## WRITTEN PROBLEM
Wherever the string "this" appears, copy the whole line.

[Recorded data]
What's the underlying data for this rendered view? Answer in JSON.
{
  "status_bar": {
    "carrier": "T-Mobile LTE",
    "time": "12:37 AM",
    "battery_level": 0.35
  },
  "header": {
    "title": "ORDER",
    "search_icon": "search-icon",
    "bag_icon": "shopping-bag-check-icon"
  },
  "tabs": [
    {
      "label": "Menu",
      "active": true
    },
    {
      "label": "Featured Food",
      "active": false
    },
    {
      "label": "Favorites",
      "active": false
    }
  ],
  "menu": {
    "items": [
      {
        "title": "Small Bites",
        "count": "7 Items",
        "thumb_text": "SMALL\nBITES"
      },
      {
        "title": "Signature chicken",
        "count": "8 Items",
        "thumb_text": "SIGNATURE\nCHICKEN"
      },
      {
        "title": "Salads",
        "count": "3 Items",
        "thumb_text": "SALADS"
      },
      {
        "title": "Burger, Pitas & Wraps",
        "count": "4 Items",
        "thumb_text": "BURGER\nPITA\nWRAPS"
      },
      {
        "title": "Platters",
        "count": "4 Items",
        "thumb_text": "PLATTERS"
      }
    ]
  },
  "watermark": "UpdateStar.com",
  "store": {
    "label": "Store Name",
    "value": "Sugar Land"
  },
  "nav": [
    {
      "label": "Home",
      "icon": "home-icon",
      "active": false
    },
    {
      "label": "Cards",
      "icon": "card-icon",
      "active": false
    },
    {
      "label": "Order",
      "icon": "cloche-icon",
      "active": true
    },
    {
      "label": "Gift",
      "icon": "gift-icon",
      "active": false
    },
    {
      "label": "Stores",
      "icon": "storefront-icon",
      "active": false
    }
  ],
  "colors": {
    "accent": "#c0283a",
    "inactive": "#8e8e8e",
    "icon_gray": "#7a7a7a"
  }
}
...
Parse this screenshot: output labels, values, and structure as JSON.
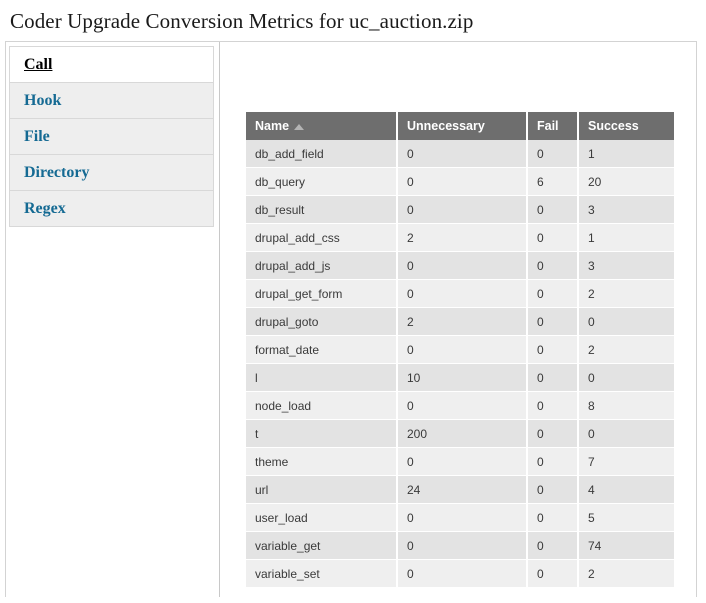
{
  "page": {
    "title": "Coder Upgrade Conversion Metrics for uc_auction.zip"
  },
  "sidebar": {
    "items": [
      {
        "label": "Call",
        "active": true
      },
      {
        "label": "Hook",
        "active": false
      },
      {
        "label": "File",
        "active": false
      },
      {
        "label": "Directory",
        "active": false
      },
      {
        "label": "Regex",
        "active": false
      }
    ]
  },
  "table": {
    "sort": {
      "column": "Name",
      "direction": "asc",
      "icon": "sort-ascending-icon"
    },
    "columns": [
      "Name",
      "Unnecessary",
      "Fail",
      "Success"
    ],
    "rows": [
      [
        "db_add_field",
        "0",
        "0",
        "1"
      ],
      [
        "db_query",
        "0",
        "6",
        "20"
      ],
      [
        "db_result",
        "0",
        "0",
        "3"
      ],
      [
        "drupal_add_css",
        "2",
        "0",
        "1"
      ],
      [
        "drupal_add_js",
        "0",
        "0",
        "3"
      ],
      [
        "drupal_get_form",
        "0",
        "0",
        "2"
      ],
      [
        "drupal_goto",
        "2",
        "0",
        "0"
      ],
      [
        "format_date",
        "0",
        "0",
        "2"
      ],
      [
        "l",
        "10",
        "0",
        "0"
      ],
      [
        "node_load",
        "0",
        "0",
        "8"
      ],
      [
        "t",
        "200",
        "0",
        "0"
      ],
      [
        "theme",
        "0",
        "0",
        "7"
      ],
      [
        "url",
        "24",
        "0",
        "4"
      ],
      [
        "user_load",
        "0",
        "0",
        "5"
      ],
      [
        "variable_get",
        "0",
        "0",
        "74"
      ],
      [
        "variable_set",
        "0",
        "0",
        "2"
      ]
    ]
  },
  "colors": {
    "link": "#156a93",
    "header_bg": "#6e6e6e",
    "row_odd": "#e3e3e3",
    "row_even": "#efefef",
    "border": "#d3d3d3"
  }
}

## OUTPUT OF THE TASK
What's the underlying data for this rendered view? Answer in JSON.
Parse this screenshot: output labels, values, and structure as JSON.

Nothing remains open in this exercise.